[Bounding box entries]

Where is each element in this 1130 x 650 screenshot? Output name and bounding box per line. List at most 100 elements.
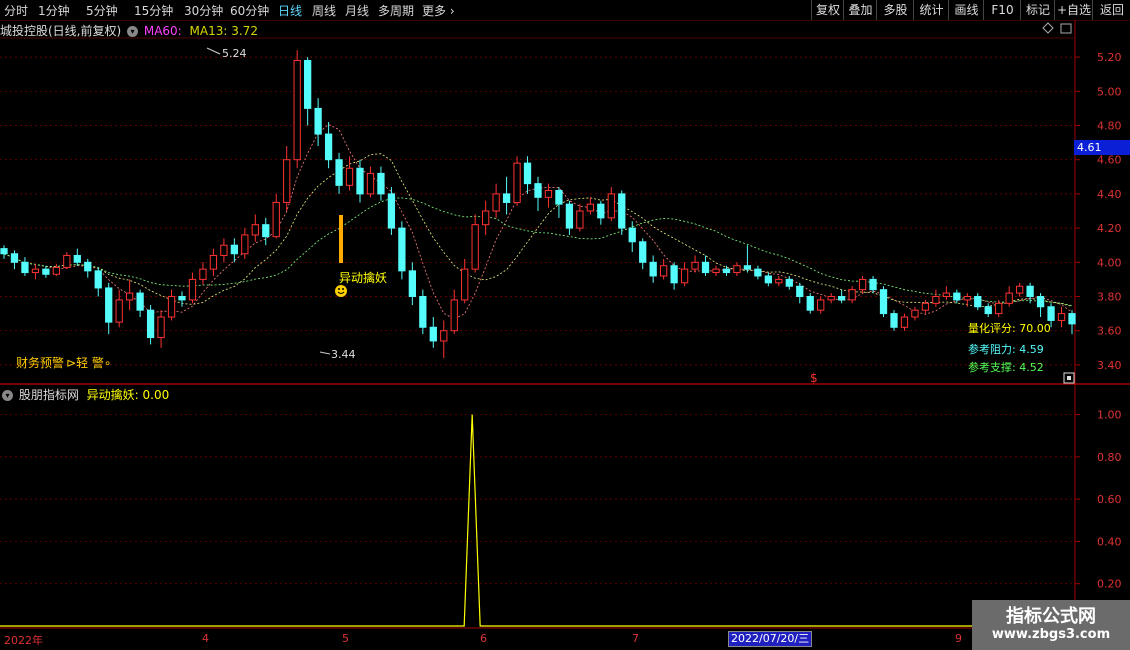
indicator-tick-label: 0.20 (1097, 578, 1122, 591)
candle (230, 238, 238, 263)
candle (283, 146, 291, 211)
candle (157, 310, 165, 348)
candle (73, 248, 81, 266)
candles-group (0, 50, 1076, 359)
current-price-tag: 4.61 (1074, 140, 1130, 155)
high-label: 5.24 (222, 47, 247, 60)
indicator-tick-label: 1.00 (1097, 409, 1122, 422)
candle (764, 272, 772, 287)
price-tick-label: 4.60 (1097, 154, 1122, 167)
x-label-5: 7 (632, 632, 639, 645)
candle (146, 305, 155, 345)
candle (597, 200, 605, 225)
indicator-tick-label: 0.60 (1097, 493, 1122, 506)
price-tick-label: 3.60 (1097, 325, 1122, 338)
candle (754, 265, 762, 280)
candle (932, 289, 940, 307)
diamond-icon[interactable] (1042, 22, 1054, 34)
candle (523, 156, 532, 194)
candle (712, 265, 720, 276)
price-tick-label: 3.80 (1097, 291, 1122, 304)
candle (817, 296, 825, 314)
candle (304, 57, 312, 126)
candle (879, 286, 888, 318)
x-label-3: 5 (342, 632, 349, 645)
candle (387, 187, 396, 235)
candle (796, 282, 804, 304)
x-label-6: 9 (955, 632, 962, 645)
stock-name: 城投控股(日线,前复权) (0, 24, 122, 38)
candle (618, 190, 626, 235)
x-label-2: 4 (202, 632, 209, 645)
signal-bar (339, 215, 343, 263)
candle (21, 257, 29, 276)
score-row: 量化评分: 70.00 (968, 322, 1051, 335)
low-label: 3.44 (331, 348, 356, 361)
candle (502, 176, 511, 215)
candle (858, 275, 867, 294)
warning-label: 财务预警 (16, 356, 65, 370)
candle (890, 310, 898, 331)
candle (628, 221, 636, 253)
candle (785, 275, 793, 290)
candle (324, 122, 333, 169)
candle (733, 262, 741, 276)
candle (942, 286, 950, 300)
chevron-down-icon[interactable]: ▾ (127, 26, 139, 37)
candle (84, 258, 92, 278)
candle (1036, 293, 1045, 318)
candle (482, 200, 490, 235)
window-icon[interactable] (1060, 23, 1072, 34)
candle (680, 262, 689, 287)
candle (94, 267, 102, 297)
candle (335, 152, 343, 194)
price-tick-label: 4.00 (1097, 256, 1122, 269)
candle (471, 214, 479, 273)
candle (272, 193, 280, 239)
candle (513, 156, 521, 206)
candle (848, 286, 856, 304)
candle (429, 317, 437, 348)
candle (701, 255, 710, 276)
candle (461, 258, 469, 304)
candle (345, 156, 354, 191)
candle (534, 176, 542, 211)
x-label-1: 2022年 (4, 634, 43, 647)
candle (1005, 286, 1013, 307)
candle (607, 187, 615, 222)
ma-line (3, 153, 1073, 307)
low-marker (319, 351, 331, 355)
candle (1057, 306, 1066, 328)
price-tick-label: 4.40 (1097, 188, 1122, 201)
candle (691, 255, 699, 273)
candle (178, 291, 186, 307)
signal-spike (0, 414, 1075, 627)
price-tick-label: 5.20 (1097, 51, 1122, 64)
candle (408, 262, 416, 306)
candle (241, 228, 249, 259)
candle (586, 197, 594, 215)
ma60-label: MA60: (143, 24, 182, 38)
ma13-label: MA13: 3.72 (189, 24, 258, 38)
candle (775, 275, 783, 287)
candle (911, 306, 919, 321)
candle (670, 262, 678, 290)
candle (838, 289, 846, 304)
candle (199, 262, 207, 285)
kline-chart[interactable]: 5.20 5.00 4.80 4.60 4.40 4.20 4.00 3.80 3.60 3.40… (0, 0, 1130, 650)
candle (639, 238, 647, 270)
candle (52, 264, 60, 276)
candle (806, 293, 814, 314)
candle (209, 248, 218, 276)
indicator-tick-label: 0.80 (1097, 451, 1122, 464)
candle (188, 272, 197, 304)
candle (743, 245, 752, 273)
sub-title-row: ▾ 股朋指标网 异动擒妖: 0.00 (0, 386, 169, 402)
support-row: 参考支撑: 4.52 (968, 361, 1044, 374)
chevron-down-icon[interactable]: ▾ (2, 390, 13, 401)
candle (126, 279, 134, 311)
watermark: 指标公式网 www.zbgs3.com (972, 600, 1130, 650)
price-tick-label: 3.40 (1097, 359, 1122, 372)
candle (419, 289, 427, 335)
cursor-date-tag: 2022/07/20/三 (728, 631, 813, 647)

## What is asked
Rewrite the rows above, changing "price-tick-label" to "y-axis-label" everywhere and keeping everything else the same. Omit the pictures from your answer.

## Output for this task
Where is each element in this 1130 x 650 screenshot? Output name and bounding box per line. List at most 100 elements.
indicator-tick-label: 0.20 (1097, 578, 1122, 591)
candle (230, 238, 238, 263)
candle (283, 146, 291, 211)
candle (157, 310, 165, 348)
candle (73, 248, 81, 266)
candles-group (0, 50, 1076, 359)
current-price-tag: 4.61 (1074, 140, 1130, 155)
high-label: 5.24 (222, 47, 247, 60)
indicator-tick-label: 1.00 (1097, 409, 1122, 422)
candle (764, 272, 772, 287)
y-axis-label: 4.60 (1097, 154, 1122, 167)
x-label-5: 7 (632, 632, 639, 645)
candle (146, 305, 155, 345)
candle (597, 200, 605, 225)
indicator-tick-label: 0.60 (1097, 493, 1122, 506)
y-axis-label: 3.60 (1097, 325, 1122, 338)
candle (754, 265, 762, 280)
candle (932, 289, 940, 307)
diamond-icon[interactable] (1042, 22, 1054, 34)
candle (523, 156, 532, 194)
candle (712, 265, 720, 276)
y-axis-label: 3.80 (1097, 291, 1122, 304)
candle (817, 296, 825, 314)
candle (304, 57, 312, 126)
candle (879, 286, 888, 318)
x-label-3: 5 (342, 632, 349, 645)
candle (387, 187, 396, 235)
candle (796, 282, 804, 304)
x-label-6: 9 (955, 632, 962, 645)
stock-name: 城投控股(日线,前复权) (0, 24, 122, 38)
candle (618, 190, 626, 235)
x-label-2: 4 (202, 632, 209, 645)
signal-bar (339, 215, 343, 263)
candle (21, 257, 29, 276)
score-row: 量化评分: 70.00 (968, 322, 1051, 335)
low-label: 3.44 (331, 348, 356, 361)
candle (502, 176, 511, 215)
candle (858, 275, 867, 294)
warning-label: 财务预警 (16, 356, 65, 370)
candle (890, 310, 898, 331)
candle (628, 221, 636, 253)
candle (785, 275, 793, 290)
candle (324, 122, 333, 169)
candle (733, 262, 741, 276)
candle (942, 286, 950, 300)
chevron-down-icon[interactable]: ▾ (127, 26, 139, 37)
candle (84, 258, 92, 278)
candle (1036, 293, 1045, 318)
candle (482, 200, 490, 235)
window-icon[interactable] (1060, 23, 1072, 34)
candle (680, 262, 689, 287)
candle (94, 267, 102, 297)
candle (335, 152, 343, 194)
y-axis-label: 4.00 (1097, 256, 1122, 269)
candle (471, 214, 479, 273)
candle (272, 193, 280, 239)
candle (513, 156, 521, 206)
candle (848, 286, 856, 304)
candle (429, 317, 437, 348)
candle (701, 255, 710, 276)
candle (461, 258, 469, 304)
candle (345, 156, 354, 191)
candle (534, 176, 542, 211)
x-label-1: 2022年 (4, 634, 43, 647)
candle (1005, 286, 1013, 307)
candle (607, 187, 615, 222)
ma-line (3, 153, 1073, 307)
low-marker (319, 351, 331, 355)
candle (1057, 306, 1066, 328)
y-axis-label: 4.40 (1097, 188, 1122, 201)
candle (691, 255, 699, 273)
candle (178, 291, 186, 307)
signal-spike (0, 414, 1075, 627)
y-axis-label: 5.20 (1097, 51, 1122, 64)
candle (408, 262, 416, 306)
candle (241, 228, 249, 259)
candle (586, 197, 594, 215)
ma60-label: MA60: (143, 24, 182, 38)
ma13-label: MA13: 3.72 (189, 24, 258, 38)
candle (775, 275, 783, 287)
candle (911, 306, 919, 321)
candle (670, 262, 678, 290)
candle (838, 289, 846, 304)
candle (199, 262, 207, 285)
kline-chart[interactable]: 5.20 5.00 4.80 4.60 4.40 4.20 4.00 3.80 3.60 3.40… (0, 0, 1130, 650)
candle (639, 238, 647, 270)
candle (52, 264, 60, 276)
candle (806, 293, 814, 314)
candle (209, 248, 218, 276)
indicator-tick-label: 0.80 (1097, 451, 1122, 464)
candle (188, 272, 197, 304)
candle (743, 245, 752, 273)
sub-title-row: ▾ 股朋指标网 异动擒妖: 0.00 (0, 386, 169, 402)
support-row: 参考支撑: 4.52 (968, 361, 1044, 374)
chevron-down-icon[interactable]: ▾ (2, 390, 13, 401)
candle (126, 279, 134, 311)
watermark: 指标公式网 www.zbgs3.com (972, 600, 1130, 650)
y-axis-label: 3.40 (1097, 359, 1122, 372)
candle (419, 289, 427, 335)
cursor-date-tag: 2022/07/20/三 (728, 631, 813, 647)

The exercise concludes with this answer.